## Die Aufgabe
Ordne den Abschnitt der Auflistung von der Zeile mit „List each element“ bis einschließlich der Zeile mit „volume-bar xyxy=(1251,796,1258,871)“ als CSV mit den beiden Spalten „aufgabe“ und „antwort“ an; jede Datenzeile enthält den Auftragstext und die zugehörige Antwort in je einem Feld in Anführungszeichen, wobei Zeilenumbrüche durch Leerzeichen ersetzt werden. Lass die Bildverweise dabei weg.

## Gegebene Daten
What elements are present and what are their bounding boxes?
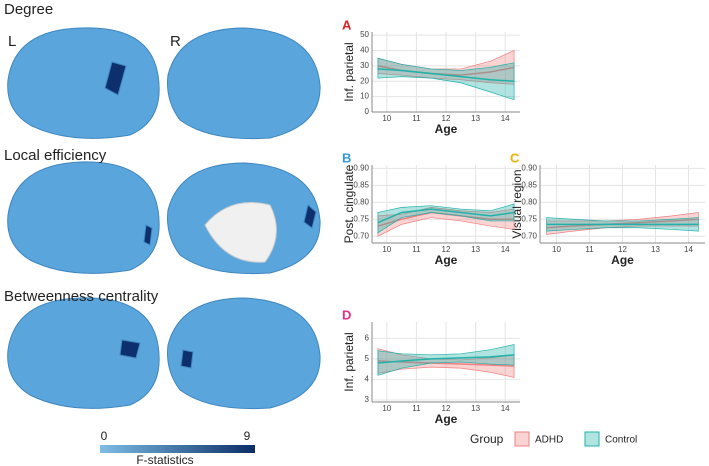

...

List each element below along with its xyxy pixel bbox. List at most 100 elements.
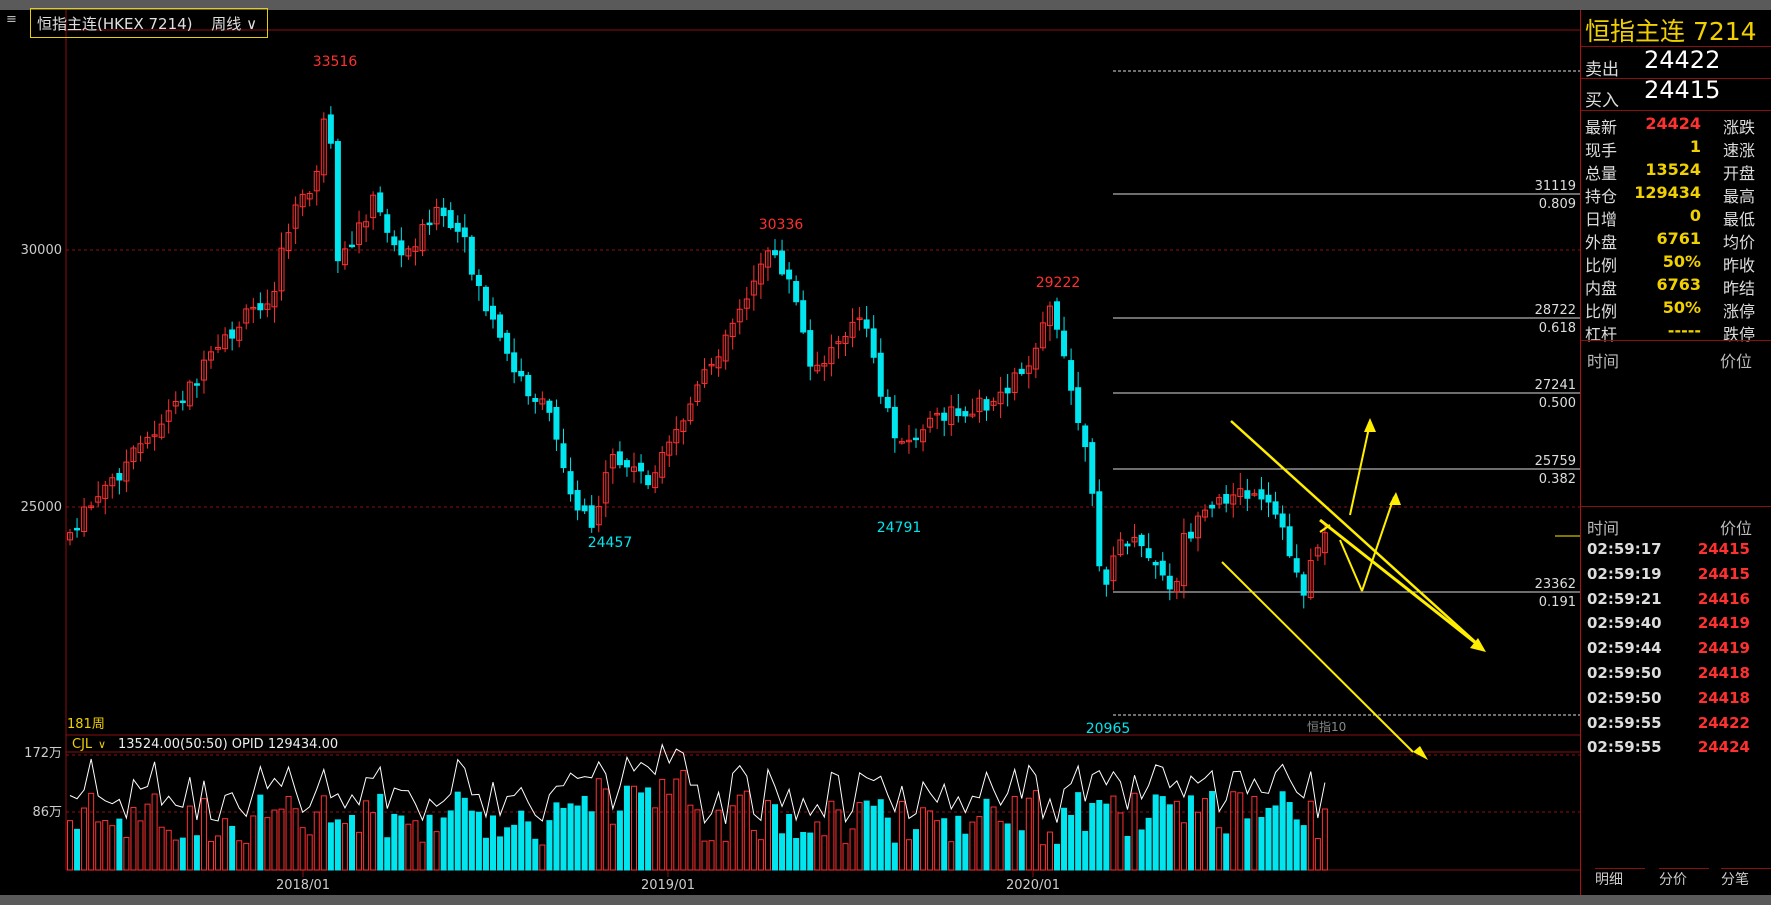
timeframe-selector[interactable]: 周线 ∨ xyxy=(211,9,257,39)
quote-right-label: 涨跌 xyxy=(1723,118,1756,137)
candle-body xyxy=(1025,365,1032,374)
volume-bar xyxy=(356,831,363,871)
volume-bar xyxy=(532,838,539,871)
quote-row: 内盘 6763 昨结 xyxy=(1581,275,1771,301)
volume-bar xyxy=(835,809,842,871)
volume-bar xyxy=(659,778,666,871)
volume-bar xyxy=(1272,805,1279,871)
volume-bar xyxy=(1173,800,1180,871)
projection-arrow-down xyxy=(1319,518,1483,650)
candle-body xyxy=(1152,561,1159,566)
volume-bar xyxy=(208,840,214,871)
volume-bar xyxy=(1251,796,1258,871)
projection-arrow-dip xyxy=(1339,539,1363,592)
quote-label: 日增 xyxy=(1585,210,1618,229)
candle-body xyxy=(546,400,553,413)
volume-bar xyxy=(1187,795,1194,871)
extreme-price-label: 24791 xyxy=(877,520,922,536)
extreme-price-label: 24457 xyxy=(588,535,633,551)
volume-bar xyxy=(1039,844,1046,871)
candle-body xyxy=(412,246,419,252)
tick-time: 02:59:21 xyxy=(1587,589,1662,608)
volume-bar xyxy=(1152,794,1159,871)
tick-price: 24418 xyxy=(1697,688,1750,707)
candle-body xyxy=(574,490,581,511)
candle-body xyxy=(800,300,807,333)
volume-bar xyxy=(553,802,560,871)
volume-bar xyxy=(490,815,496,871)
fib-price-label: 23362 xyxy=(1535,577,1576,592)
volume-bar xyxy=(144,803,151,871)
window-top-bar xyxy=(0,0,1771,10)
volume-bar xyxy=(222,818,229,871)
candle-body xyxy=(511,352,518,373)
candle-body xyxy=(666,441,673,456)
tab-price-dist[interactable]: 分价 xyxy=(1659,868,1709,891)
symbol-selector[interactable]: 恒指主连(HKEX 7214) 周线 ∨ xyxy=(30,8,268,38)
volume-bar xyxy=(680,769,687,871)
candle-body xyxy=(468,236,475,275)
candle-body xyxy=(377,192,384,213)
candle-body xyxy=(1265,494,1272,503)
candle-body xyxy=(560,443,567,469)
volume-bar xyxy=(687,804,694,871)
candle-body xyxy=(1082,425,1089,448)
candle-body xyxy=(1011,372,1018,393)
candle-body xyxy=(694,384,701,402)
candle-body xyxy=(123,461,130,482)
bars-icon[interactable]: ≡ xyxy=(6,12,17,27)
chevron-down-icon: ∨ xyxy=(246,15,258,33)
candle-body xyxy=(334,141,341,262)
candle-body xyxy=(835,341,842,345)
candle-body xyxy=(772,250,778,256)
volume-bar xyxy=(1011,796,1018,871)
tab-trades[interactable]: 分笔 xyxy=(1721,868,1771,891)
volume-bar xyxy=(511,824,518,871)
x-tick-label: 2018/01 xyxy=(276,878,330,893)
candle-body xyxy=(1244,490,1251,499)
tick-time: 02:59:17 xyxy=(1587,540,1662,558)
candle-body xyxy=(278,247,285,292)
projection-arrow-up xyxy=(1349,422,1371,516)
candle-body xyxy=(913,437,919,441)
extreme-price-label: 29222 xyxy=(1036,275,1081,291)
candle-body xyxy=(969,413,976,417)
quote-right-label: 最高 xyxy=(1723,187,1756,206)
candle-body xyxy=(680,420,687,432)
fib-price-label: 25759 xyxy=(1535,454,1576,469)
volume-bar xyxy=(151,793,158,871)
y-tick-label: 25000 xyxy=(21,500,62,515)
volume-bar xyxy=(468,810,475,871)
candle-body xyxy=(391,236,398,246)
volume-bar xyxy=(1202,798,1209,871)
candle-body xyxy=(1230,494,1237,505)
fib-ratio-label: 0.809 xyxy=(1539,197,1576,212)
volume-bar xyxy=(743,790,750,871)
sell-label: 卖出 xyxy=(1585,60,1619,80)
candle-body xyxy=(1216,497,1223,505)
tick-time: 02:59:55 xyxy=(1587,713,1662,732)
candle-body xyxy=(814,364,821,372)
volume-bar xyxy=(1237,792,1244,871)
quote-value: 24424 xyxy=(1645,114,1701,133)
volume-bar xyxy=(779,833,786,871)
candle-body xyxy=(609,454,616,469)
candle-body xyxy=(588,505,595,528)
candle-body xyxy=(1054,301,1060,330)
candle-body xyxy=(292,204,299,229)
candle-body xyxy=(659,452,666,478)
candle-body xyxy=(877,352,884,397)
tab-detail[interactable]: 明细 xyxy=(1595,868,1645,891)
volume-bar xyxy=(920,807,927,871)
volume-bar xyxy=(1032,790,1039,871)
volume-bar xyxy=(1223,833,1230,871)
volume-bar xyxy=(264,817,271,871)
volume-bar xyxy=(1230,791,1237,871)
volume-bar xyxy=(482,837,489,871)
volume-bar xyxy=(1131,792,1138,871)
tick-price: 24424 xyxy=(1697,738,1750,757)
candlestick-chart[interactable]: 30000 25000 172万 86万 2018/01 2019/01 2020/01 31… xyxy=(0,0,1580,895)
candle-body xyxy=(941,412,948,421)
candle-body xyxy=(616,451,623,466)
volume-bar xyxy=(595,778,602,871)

## Richtige Lösung
aufgabe,antwort
"List each element below along with its xyxy pixel bbox. List at most 100 elements.","timeframe-selector[interactable]: 周线 ∨ xyxy=(211,9,257,39) quote-right-label: 涨跌 xyxy=(1723,118,1756,137) candle-body xyxy=(1025,365,1032,374) volume-bar xyxy=(356,831,363,871) volume-bar xyxy=(532,838,539,871) quote-row: 内盘 6763 昨结 xyxy=(1581,275,1771,301) volume-bar xyxy=(835,809,842,871) volume-bar xyxy=(659,778,666,871) volume-bar xyxy=(1272,805,1279,871) volume-bar xyxy=(1173,800,1180,871) projection-arrow-down xyxy=(1319,518,1483,650) candle-body xyxy=(1152,561,1159,566) volume-bar xyxy=(208,840,214,871) volume-bar xyxy=(1251,796,1258,871)"